• _Work to complete_:
Please print the rows between the line holding "social-links xyxy=(0,592,721,672)" and the line holding "wedding-photo-left[interactable]: LEMONTREE STUDIO", inclusive, reproducing them character for character.

• _Input material_:
==============================
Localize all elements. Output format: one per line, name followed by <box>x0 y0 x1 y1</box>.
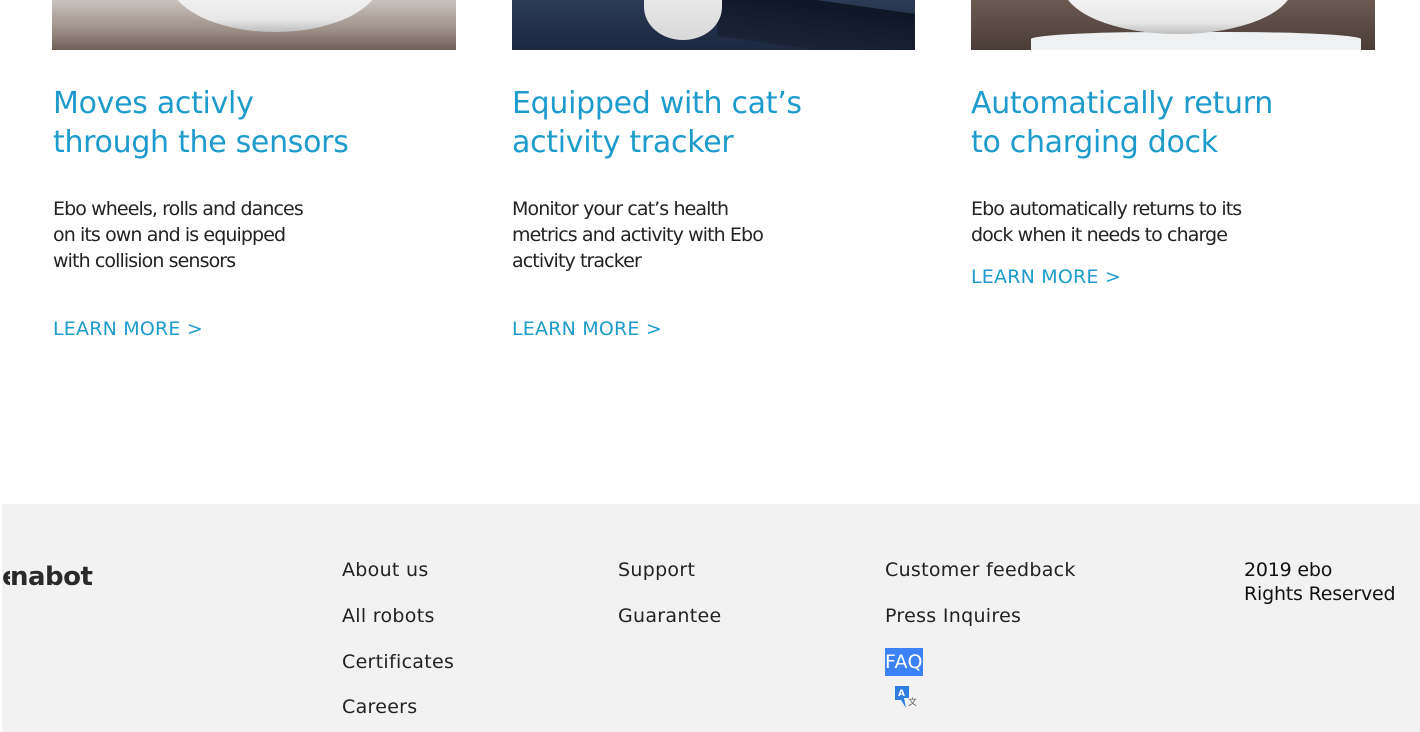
svg-text:A: A <box>898 689 905 699</box>
feature-tracker: Equipped with cat’s activity tracker Mon… <box>512 84 932 340</box>
ebo-robot-graphic <box>170 0 380 32</box>
learn-more-link[interactable]: LEARN MORE > <box>512 318 662 340</box>
enabot-logo[interactable]: enabot <box>2 562 93 592</box>
footer-link-customer-feedback[interactable]: Customer feedback <box>885 556 1076 584</box>
footer-link-careers[interactable]: Careers <box>342 693 454 721</box>
logo-letter-e: e <box>2 562 10 592</box>
product-image-sensors <box>52 0 456 50</box>
feature-dock: Automatically return to charging dock Eb… <box>971 84 1391 288</box>
footer-link-about-us[interactable]: About us <box>342 556 454 584</box>
product-image-tracker <box>512 0 915 50</box>
learn-more-link[interactable]: LEARN MORE > <box>971 266 1121 288</box>
translate-icon[interactable]: A 文 <box>893 684 919 710</box>
feature-title: Equipped with cat’s activity tracker <box>512 86 802 160</box>
page: Moves activly through the sensors Ebo wh… <box>0 0 1420 732</box>
collar-strap-graphic <box>717 0 915 50</box>
product-image-dock <box>971 0 1375 50</box>
footer-column-company: About us All robots Certificates Careers <box>342 556 454 732</box>
charging-dock-graphic <box>1031 32 1361 50</box>
activity-tracker-graphic <box>644 0 722 40</box>
footer-link-guarantee[interactable]: Guarantee <box>618 602 721 630</box>
feature-title: Automatically return to charging dock <box>971 86 1273 160</box>
ebo-robot-graphic <box>1063 0 1293 34</box>
footer: enabot About us All robots Certificates … <box>2 504 1420 732</box>
feature-sensors: Moves activly through the sensors Ebo wh… <box>53 84 473 340</box>
svg-text:文: 文 <box>908 696 917 708</box>
logo-text: nabot <box>10 562 93 592</box>
footer-link-support[interactable]: Support <box>618 556 721 584</box>
copyright-text: 2019 ebo Rights Reserved <box>1244 559 1396 605</box>
learn-more-link[interactable]: LEARN MORE > <box>53 318 203 340</box>
feature-title: Moves activly through the sensors <box>53 86 349 160</box>
feature-description: Monitor your cat’s health metrics and ac… <box>512 198 764 272</box>
feature-description: Ebo automatically returns to its dock wh… <box>971 198 1242 246</box>
footer-column-support: Support Guarantee <box>618 556 721 648</box>
footer-link-faq[interactable]: FAQ <box>885 648 923 676</box>
footer-link-certificates[interactable]: Certificates <box>342 648 454 676</box>
footer-link-press-inquires[interactable]: Press Inquires <box>885 602 1076 630</box>
footer-link-all-robots[interactable]: All robots <box>342 602 454 630</box>
feature-description: Ebo wheels, rolls and dances on its own … <box>53 198 304 272</box>
footer-column-help: Customer feedback Press Inquires FAQ <box>885 556 1076 694</box>
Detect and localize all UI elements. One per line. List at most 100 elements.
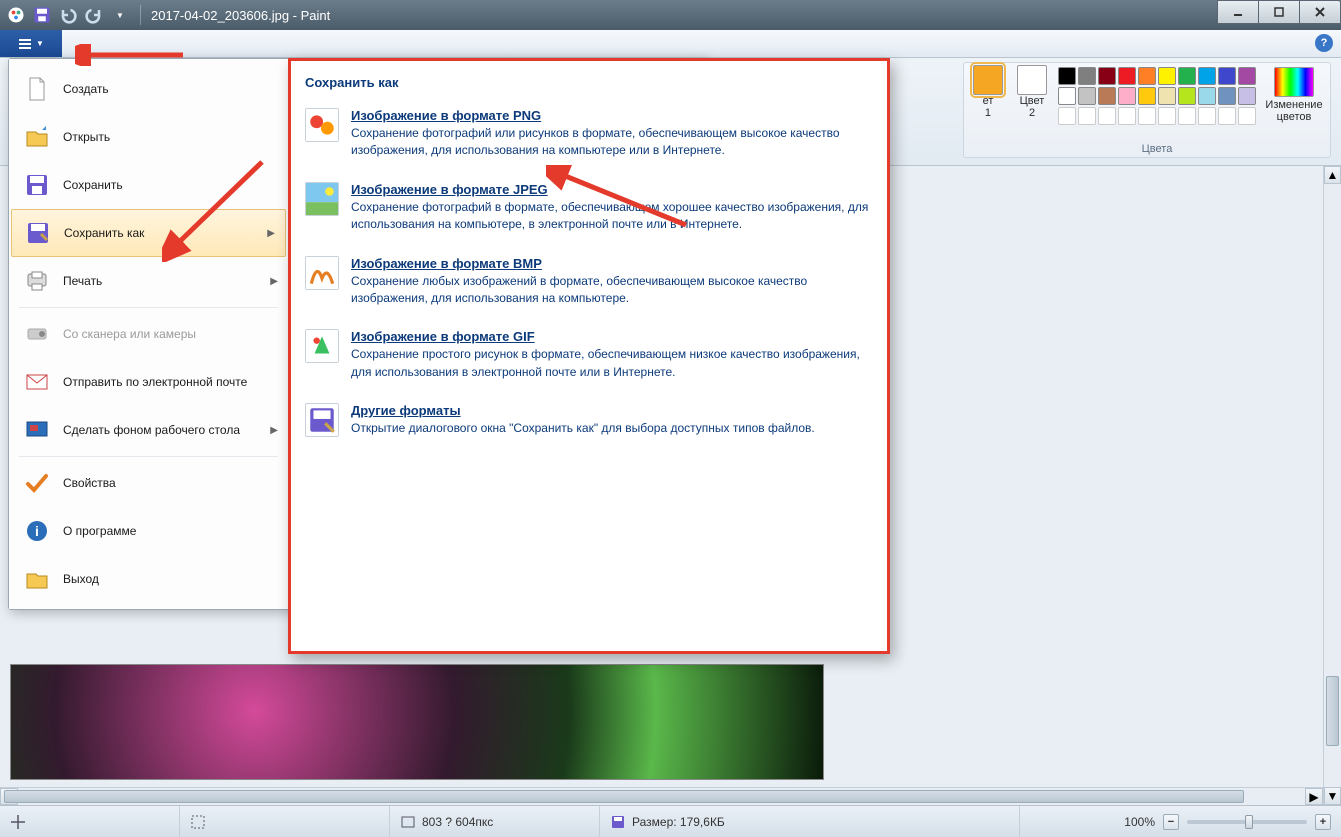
menu-item-label: Печать	[63, 274, 102, 288]
file-menu-item[interactable]: iО программе	[9, 507, 288, 555]
file-menu-item[interactable]: Сохранить	[9, 161, 288, 209]
file-menu-item[interactable]: Сохранить как▶	[11, 209, 286, 257]
cursor-position	[0, 806, 180, 837]
color-swatch-empty[interactable]	[1238, 107, 1256, 125]
zoom-thumb[interactable]	[1245, 815, 1253, 829]
file-menu-item[interactable]: Печать ▶	[9, 257, 288, 305]
dimensions-icon	[400, 814, 416, 830]
canvas-image[interactable]	[10, 664, 824, 780]
file-size: Размер: 179,6КБ	[600, 806, 1020, 837]
color-swatch-empty[interactable]	[1058, 107, 1076, 125]
window-controls	[1218, 0, 1341, 24]
color-swatch[interactable]	[1158, 67, 1176, 85]
color1-slot[interactable]: ет 1	[970, 65, 1006, 155]
menu-item-label: Отправить по электронной почте	[63, 375, 247, 389]
color-swatch-empty[interactable]	[1138, 107, 1156, 125]
color-swatch[interactable]	[1238, 87, 1256, 105]
color-swatch[interactable]	[1158, 87, 1176, 105]
color-swatch[interactable]	[1238, 67, 1256, 85]
color-swatch[interactable]	[1218, 67, 1236, 85]
selection-size	[180, 806, 390, 837]
color-swatch-empty[interactable]	[1198, 107, 1216, 125]
submenu-item[interactable]: Другие форматыОткрытие диалогового окна …	[291, 395, 887, 451]
vertical-scrollbar[interactable]: ▲ ▼	[1323, 166, 1341, 805]
color-swatch[interactable]	[1138, 87, 1156, 105]
menu-item-label: Сохранить как	[64, 226, 144, 240]
ribbon-tab-row: ▼ ?	[0, 30, 1341, 58]
dimensions-text: 803 ? 604пкс	[422, 815, 493, 829]
hscroll-thumb[interactable]	[4, 790, 1244, 803]
color-swatch[interactable]	[1078, 87, 1096, 105]
undo-button[interactable]	[58, 5, 78, 25]
color-swatch[interactable]	[1178, 87, 1196, 105]
paint-icon	[6, 5, 26, 25]
minimize-button[interactable]	[1217, 0, 1259, 24]
color-swatch[interactable]	[1058, 67, 1076, 85]
file-menu-item[interactable]: Отправить по электронной почте	[9, 358, 288, 406]
color-swatch-empty[interactable]	[1158, 107, 1176, 125]
color-swatch-empty[interactable]	[1178, 107, 1196, 125]
file-menu-item[interactable]: Сделать фоном рабочего стола ▶	[9, 406, 288, 454]
redo-button[interactable]	[84, 5, 104, 25]
menu-item-label: Сохранить	[63, 178, 123, 192]
color-swatch-empty[interactable]	[1118, 107, 1136, 125]
color-swatch[interactable]	[1178, 67, 1196, 85]
zoom-out-button[interactable]: −	[1163, 814, 1179, 830]
submenu-item[interactable]: Изображение в формате GIFСохранение прос…	[291, 321, 887, 395]
file-menu-button[interactable]: ▼	[0, 30, 62, 57]
scroll-up-button[interactable]: ▲	[1324, 166, 1341, 184]
color-swatch-empty[interactable]	[1218, 107, 1236, 125]
vscroll-thumb[interactable]	[1326, 676, 1339, 746]
file-menu-item[interactable]: Выход	[9, 555, 288, 603]
file-menu-item[interactable]: Открыть	[9, 113, 288, 161]
color-swatch[interactable]	[1058, 87, 1076, 105]
color-swatch[interactable]	[1198, 87, 1216, 105]
file-menu-item[interactable]: Свойства	[9, 459, 288, 507]
chevron-right-icon: ▶	[270, 425, 278, 436]
help-button[interactable]: ?	[1315, 34, 1333, 52]
quick-access-toolbar: ▼	[0, 5, 136, 25]
save-button[interactable]	[32, 5, 52, 25]
maximize-button[interactable]	[1258, 0, 1300, 24]
file-menu-item: Со сканера или камеры	[9, 310, 288, 358]
color-swatch-empty[interactable]	[1078, 107, 1096, 125]
submenu-item-desc: Сохранение простого рисунок в формате, о…	[351, 346, 873, 381]
submenu-item-title: Изображение в формате BMP	[351, 256, 873, 271]
menu-item-icon	[23, 416, 51, 444]
zoom-value: 100%	[1124, 815, 1155, 829]
color-swatch[interactable]	[1078, 67, 1096, 85]
horizontal-scrollbar[interactable]: ◀ ▶	[0, 787, 1323, 805]
menu-item-icon	[23, 267, 51, 295]
submenu-item[interactable]: Изображение в формате PNGСохранение фото…	[291, 100, 887, 174]
chevron-right-icon: ▶	[270, 276, 278, 287]
color-swatch[interactable]	[1138, 67, 1156, 85]
edit-colors-button[interactable]: Изменение цветов	[1264, 65, 1324, 155]
color2-slot[interactable]: Цвет 2	[1014, 65, 1050, 155]
color-swatch[interactable]	[1098, 67, 1116, 85]
color-swatch[interactable]	[1118, 67, 1136, 85]
qat-dropdown[interactable]: ▼	[110, 5, 130, 25]
submenu-item[interactable]: Изображение в формате JPEGСохранение фот…	[291, 174, 887, 248]
color1-swatch[interactable]	[973, 65, 1003, 95]
submenu-item[interactable]: Изображение в формате BMPСохранение любы…	[291, 248, 887, 322]
colors-group: ет 1 Цвет 2 Цвета Изменение цветов	[963, 62, 1331, 158]
scroll-down-button[interactable]: ▼	[1324, 787, 1341, 805]
scroll-right-button[interactable]: ▶	[1305, 788, 1323, 805]
color-swatch[interactable]	[1218, 87, 1236, 105]
zoom-in-button[interactable]: +	[1315, 814, 1331, 830]
color-swatch-empty[interactable]	[1098, 107, 1116, 125]
color-swatch[interactable]	[1098, 87, 1116, 105]
file-menu-item[interactable]: Создать	[9, 65, 288, 113]
zoom-slider[interactable]	[1187, 820, 1307, 824]
menu-item-icon	[23, 469, 51, 497]
rainbow-icon	[1274, 67, 1314, 97]
close-button[interactable]	[1299, 0, 1341, 24]
menu-item-label: Выход	[63, 572, 99, 586]
color-swatch[interactable]	[1198, 67, 1216, 85]
menu-item-label: Сделать фоном рабочего стола	[63, 423, 240, 437]
separator	[140, 5, 141, 25]
palette: Цвета	[1058, 65, 1256, 155]
color2-swatch[interactable]	[1017, 65, 1047, 95]
color-swatch[interactable]	[1118, 87, 1136, 105]
submenu-item-title: Другие форматы	[351, 403, 873, 418]
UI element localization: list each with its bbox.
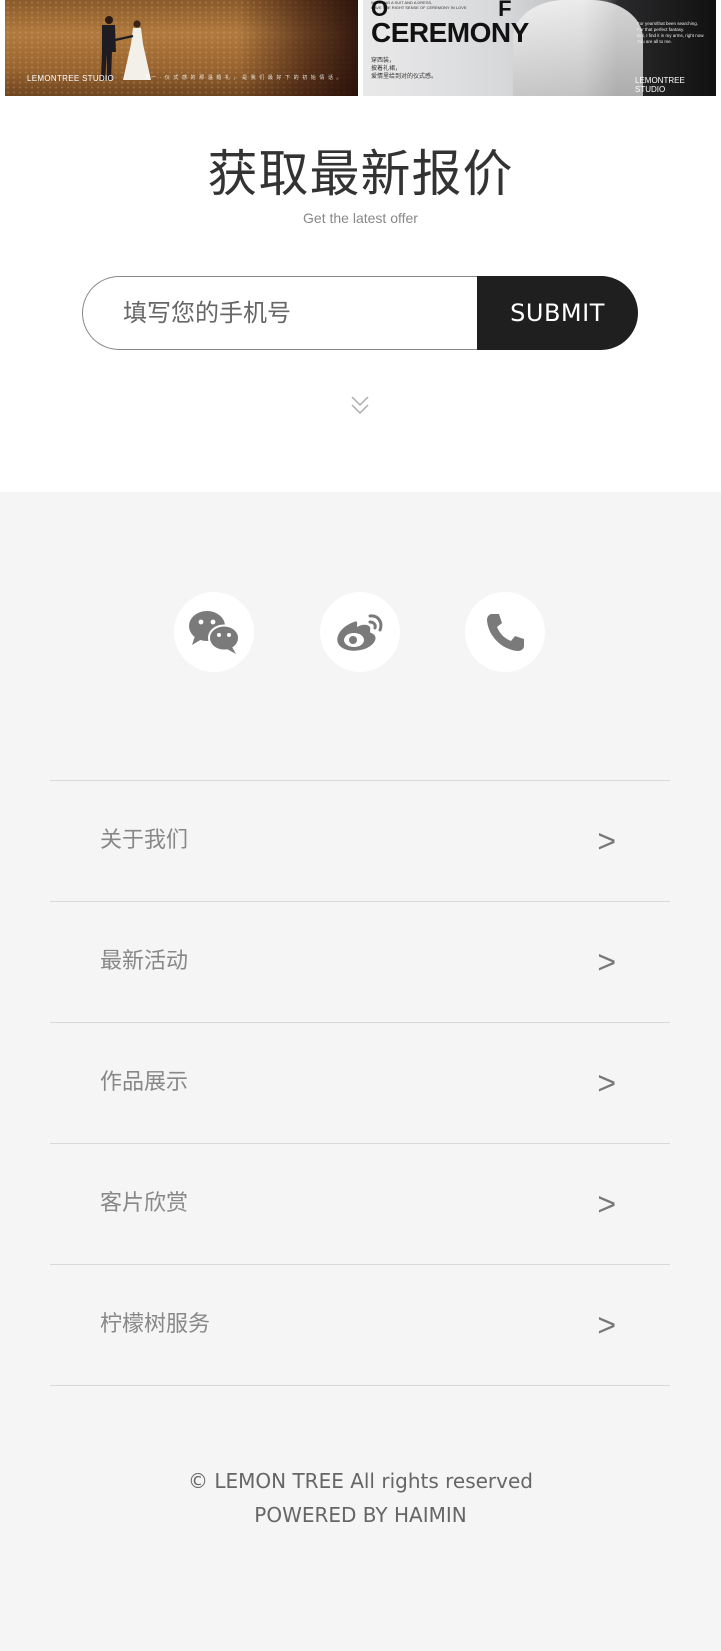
social-links xyxy=(0,592,721,672)
chevron-right-icon: > xyxy=(597,1065,616,1101)
weibo-icon xyxy=(337,614,383,651)
wedding-photo-left[interactable]: LEMONTREE STUDIO 再一 · 仪 式 感 的 那 温 婚 礼 ， … xyxy=(5,0,358,96)
footer-menu: 关于我们 > 最新活动 > 作品展示 > 客片欣赏 > 柠檬树服务 > xyxy=(50,780,670,1386)
chevron-right-icon: > xyxy=(597,1307,616,1343)
copyright-text: © LEMON TREE All rights reserved xyxy=(188,1469,533,1493)
menu-item-client-gallery[interactable]: 客片欣赏 > xyxy=(50,1144,670,1265)
phone-icon xyxy=(487,614,524,651)
chevron-double-down-icon[interactable] xyxy=(350,394,370,416)
menu-item-label: 作品展示 xyxy=(100,1070,189,1095)
menu-item-label: 客片欣赏 xyxy=(100,1191,189,1216)
phone-form: SUBMIT xyxy=(82,276,638,350)
photo-shade xyxy=(238,0,358,96)
wechat-button[interactable] xyxy=(174,592,254,672)
weibo-button[interactable] xyxy=(320,592,400,672)
menu-item-label: 柠檬树服务 xyxy=(100,1312,211,1337)
offer-title: 获取最新报价 xyxy=(207,145,514,203)
chinese-caption-line: 爱情里给到对的仪式感。 xyxy=(371,73,438,80)
wedding-photo-right[interactable]: WEARING A SUIT AND A DRESS, HAVE THE RIG… xyxy=(363,0,716,96)
offer-subtitle: Get the latest offer xyxy=(303,210,418,226)
menu-item-services[interactable]: 柠檬树服务 > xyxy=(50,1265,670,1386)
top-banner: LEMONTREE STUDIO 再一 · 仪 式 感 的 那 温 婚 礼 ， … xyxy=(0,0,721,96)
chevron-right-icon: > xyxy=(597,944,616,980)
powered-by-text: POWERED BY HAIMIN xyxy=(254,1503,467,1527)
phone-button[interactable] xyxy=(465,592,545,672)
footer: 关于我们 > 最新活动 > 作品展示 > 客片欣赏 > 柠檬树服务 > © LE… xyxy=(0,492,721,1651)
photo-caption-left: 再一 · 仪 式 感 的 那 温 婚 礼 ， 是 我 们 最 好 下 的 初 始… xyxy=(145,75,343,81)
phone-input[interactable] xyxy=(82,276,482,350)
quote-line: You are all to me. xyxy=(637,39,672,44)
menu-item-label: 关于我们 xyxy=(100,828,189,853)
chevron-right-icon: > xyxy=(597,823,616,859)
menu-item-portfolio[interactable]: 作品展示 > xyxy=(50,1023,670,1144)
chinese-caption-line: 披着礼裙， xyxy=(371,65,402,72)
wechat-icon xyxy=(189,611,240,654)
menu-item-label: 最新活动 xyxy=(100,949,189,974)
submit-button[interactable]: SUBMIT xyxy=(477,276,638,350)
chinese-caption-line: 穿西装， xyxy=(371,57,396,64)
english-quote: For years/that been searching. For that … xyxy=(637,21,705,45)
menu-item-latest-events[interactable]: 最新活动 > xyxy=(50,902,670,1023)
chevron-right-icon: > xyxy=(597,1186,616,1222)
copyright: © LEMON TREE All rights reserved POWERED… xyxy=(0,1464,721,1532)
brand-watermark-left: LEMONTREE STUDIO xyxy=(27,74,115,83)
ceremony-headline: CEREMONY xyxy=(371,17,529,48)
menu-item-about[interactable]: 关于我们 > xyxy=(50,781,670,902)
brand-watermark-right: LEMONTREE STUDIO xyxy=(635,76,685,94)
chinese-caption: 穿西装， 披着礼裙， 爱情里给到对的仪式感。 xyxy=(371,57,437,81)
==============================
• _The output_:
social-links xyxy=(0,592,721,672)
chevron-right-icon: > xyxy=(597,1065,616,1101)
weibo-icon xyxy=(337,614,383,651)
wedding-photo-left[interactable]: LEMONTREE STUDIO 再一 · 仪 式 感 的 那 温 婚 礼 ， … xyxy=(5,0,358,96)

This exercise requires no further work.